START

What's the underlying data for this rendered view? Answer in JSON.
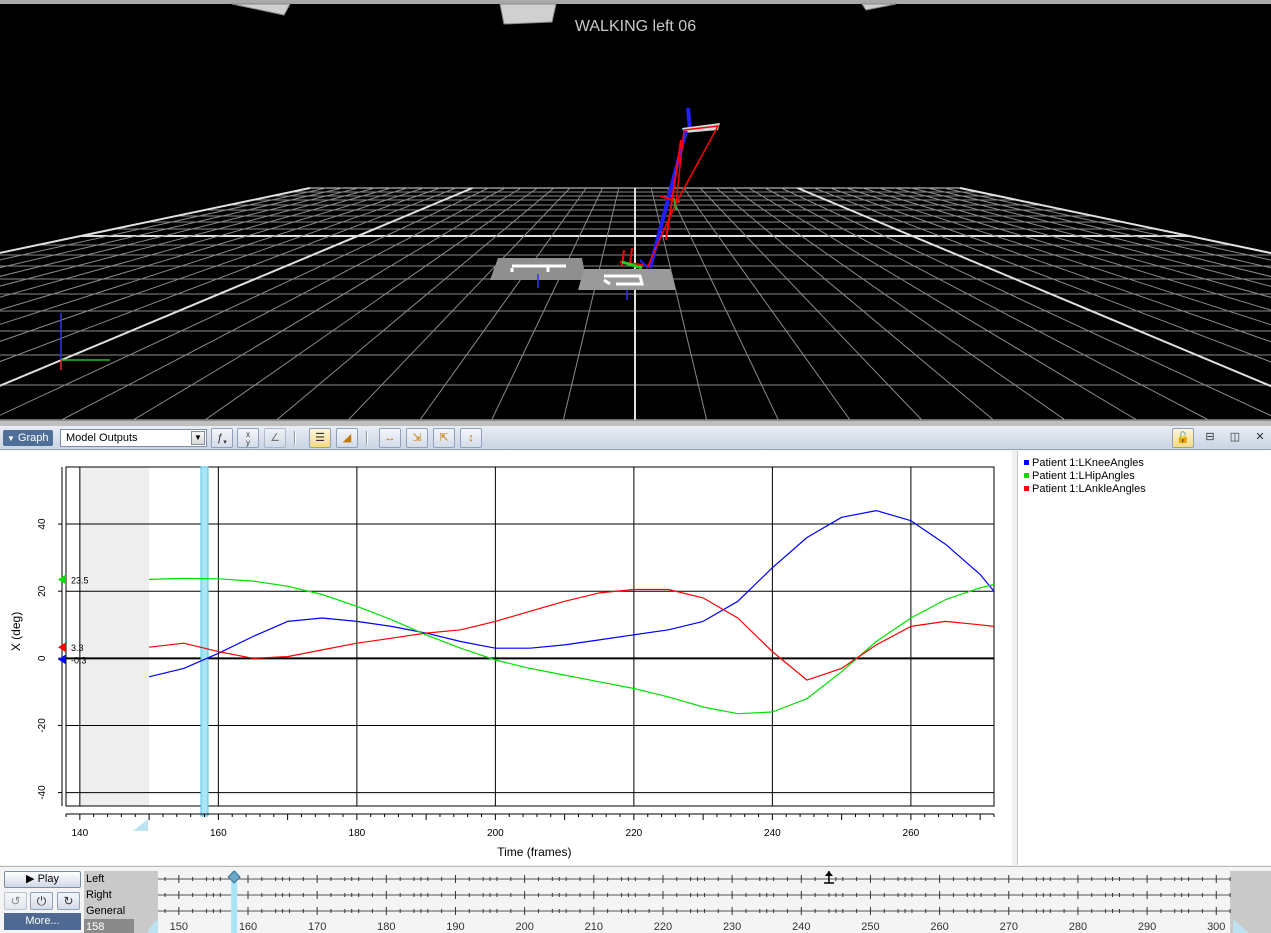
{
  "viewport": {
    "title": "WALKING left 06",
    "colors": {
      "background": "#000000",
      "grid": "#ffffff",
      "plate": "#9a9a9a"
    },
    "force_plates": [
      "1",
      "2"
    ]
  },
  "toolbar": {
    "panel_label": "Graph",
    "output_select_value": "Model Outputs",
    "buttons": [
      "function-icon",
      "xyz-axes-icon",
      "angle-icon",
      "list-view-icon",
      "paint-icon",
      "fit-horizontal-icon",
      "zoom-in-icon",
      "zoom-out-icon",
      "fit-vertical-icon",
      "lock-icon",
      "split-horizontal-icon",
      "split-vertical-icon",
      "close-icon"
    ]
  },
  "chart_data": {
    "type": "line",
    "xlabel": "Time (frames)",
    "ylabel": "X (deg)",
    "xlim": [
      138,
      272
    ],
    "ylim": [
      -44,
      57
    ],
    "x_ticks": [
      140,
      160,
      180,
      200,
      220,
      240,
      260
    ],
    "y_ticks": [
      -40,
      -20,
      0,
      20,
      40
    ],
    "grid": true,
    "legend_position": "right panel",
    "current_frame": 158,
    "data_start_frame": 150,
    "series": [
      {
        "name": "Patient 1:LKneeAngles",
        "color": "#0000ff",
        "x": [
          150,
          155,
          160,
          165,
          170,
          175,
          180,
          185,
          190,
          195,
          200,
          205,
          210,
          215,
          220,
          225,
          230,
          235,
          240,
          245,
          250,
          255,
          260,
          265,
          270,
          272
        ],
        "y": [
          -5.5,
          -3,
          1.5,
          6.5,
          11,
          12,
          11,
          9.5,
          7.5,
          5,
          3,
          3,
          4,
          5.5,
          7,
          8.5,
          11,
          17,
          27,
          36,
          42,
          44,
          41,
          34,
          25,
          20
        ]
      },
      {
        "name": "Patient 1:LHipAngles",
        "color": "#00e000",
        "x": [
          150,
          155,
          160,
          165,
          170,
          175,
          180,
          185,
          190,
          195,
          200,
          205,
          210,
          215,
          220,
          225,
          230,
          235,
          240,
          245,
          250,
          255,
          260,
          265,
          270,
          272
        ],
        "y": [
          23.5,
          23.8,
          23.7,
          23,
          21.5,
          19,
          15.5,
          11.5,
          7,
          3,
          -0.5,
          -3,
          -5,
          -7,
          -9,
          -11.5,
          -14.5,
          -16.5,
          -16,
          -12,
          -4,
          5,
          12,
          17.5,
          21,
          22
        ]
      },
      {
        "name": "Patient 1:LAnkleAngles",
        "color": "#ff0000",
        "x": [
          150,
          155,
          160,
          165,
          170,
          175,
          180,
          185,
          190,
          195,
          200,
          205,
          210,
          215,
          220,
          225,
          230,
          235,
          240,
          245,
          250,
          255,
          260,
          265,
          270,
          272
        ],
        "y": [
          3.3,
          4.5,
          2,
          0,
          0.5,
          2.5,
          4.5,
          6,
          7.5,
          8.5,
          11,
          14,
          17,
          19.5,
          20.5,
          20.5,
          18,
          12,
          2,
          -6.5,
          -3,
          4,
          9.5,
          11,
          10,
          9.5
        ]
      }
    ],
    "markers": [
      {
        "label": "23.5",
        "value": 23.5,
        "color": "#00e000"
      },
      {
        "label": "3.3",
        "value": 3.3,
        "color": "#ff0000"
      },
      {
        "label": "-0.3",
        "value": -0.3,
        "color": "#0000ff"
      }
    ]
  },
  "timeline": {
    "play_label": "Play",
    "more_label": "More...",
    "tracks": [
      "Left",
      "Right",
      "General"
    ],
    "current_frame": "158",
    "range": [
      148,
      303
    ],
    "ticks": [
      150,
      160,
      170,
      180,
      190,
      200,
      210,
      220,
      230,
      240,
      250,
      260,
      270,
      280,
      290,
      300
    ],
    "event_frame": 244
  }
}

END

**Task to complete:** Leave out the pictures and return every record word for word.

**Solution to the problem:**
What's the underlying data for this rendered view? Answer in JSON.
{
  "viewport": {
    "title": "WALKING left 06",
    "colors": {
      "background": "#000000",
      "grid": "#ffffff",
      "plate": "#9a9a9a"
    },
    "force_plates": [
      "1",
      "2"
    ]
  },
  "toolbar": {
    "panel_label": "Graph",
    "output_select_value": "Model Outputs",
    "buttons": [
      "function-icon",
      "xyz-axes-icon",
      "angle-icon",
      "list-view-icon",
      "paint-icon",
      "fit-horizontal-icon",
      "zoom-in-icon",
      "zoom-out-icon",
      "fit-vertical-icon",
      "lock-icon",
      "split-horizontal-icon",
      "split-vertical-icon",
      "close-icon"
    ]
  },
  "chart_data": {
    "type": "line",
    "xlabel": "Time (frames)",
    "ylabel": "X (deg)",
    "xlim": [
      138,
      272
    ],
    "ylim": [
      -44,
      57
    ],
    "x_ticks": [
      140,
      160,
      180,
      200,
      220,
      240,
      260
    ],
    "y_ticks": [
      -40,
      -20,
      0,
      20,
      40
    ],
    "grid": true,
    "legend_position": "right panel",
    "current_frame": 158,
    "data_start_frame": 150,
    "series": [
      {
        "name": "Patient 1:LKneeAngles",
        "color": "#0000ff",
        "x": [
          150,
          155,
          160,
          165,
          170,
          175,
          180,
          185,
          190,
          195,
          200,
          205,
          210,
          215,
          220,
          225,
          230,
          235,
          240,
          245,
          250,
          255,
          260,
          265,
          270,
          272
        ],
        "y": [
          -5.5,
          -3,
          1.5,
          6.5,
          11,
          12,
          11,
          9.5,
          7.5,
          5,
          3,
          3,
          4,
          5.5,
          7,
          8.5,
          11,
          17,
          27,
          36,
          42,
          44,
          41,
          34,
          25,
          20
        ]
      },
      {
        "name": "Patient 1:LHipAngles",
        "color": "#00e000",
        "x": [
          150,
          155,
          160,
          165,
          170,
          175,
          180,
          185,
          190,
          195,
          200,
          205,
          210,
          215,
          220,
          225,
          230,
          235,
          240,
          245,
          250,
          255,
          260,
          265,
          270,
          272
        ],
        "y": [
          23.5,
          23.8,
          23.7,
          23,
          21.5,
          19,
          15.5,
          11.5,
          7,
          3,
          -0.5,
          -3,
          -5,
          -7,
          -9,
          -11.5,
          -14.5,
          -16.5,
          -16,
          -12,
          -4,
          5,
          12,
          17.5,
          21,
          22
        ]
      },
      {
        "name": "Patient 1:LAnkleAngles",
        "color": "#ff0000",
        "x": [
          150,
          155,
          160,
          165,
          170,
          175,
          180,
          185,
          190,
          195,
          200,
          205,
          210,
          215,
          220,
          225,
          230,
          235,
          240,
          245,
          250,
          255,
          260,
          265,
          270,
          272
        ],
        "y": [
          3.3,
          4.5,
          2,
          0,
          0.5,
          2.5,
          4.5,
          6,
          7.5,
          8.5,
          11,
          14,
          17,
          19.5,
          20.5,
          20.5,
          18,
          12,
          2,
          -6.5,
          -3,
          4,
          9.5,
          11,
          10,
          9.5
        ]
      }
    ],
    "markers": [
      {
        "label": "23.5",
        "value": 23.5,
        "color": "#00e000"
      },
      {
        "label": "3.3",
        "value": 3.3,
        "color": "#ff0000"
      },
      {
        "label": "-0.3",
        "value": -0.3,
        "color": "#0000ff"
      }
    ]
  },
  "timeline": {
    "play_label": "Play",
    "more_label": "More...",
    "tracks": [
      "Left",
      "Right",
      "General"
    ],
    "current_frame": "158",
    "range": [
      148,
      303
    ],
    "ticks": [
      150,
      160,
      170,
      180,
      190,
      200,
      210,
      220,
      230,
      240,
      250,
      260,
      270,
      280,
      290,
      300
    ],
    "event_frame": 244
  }
}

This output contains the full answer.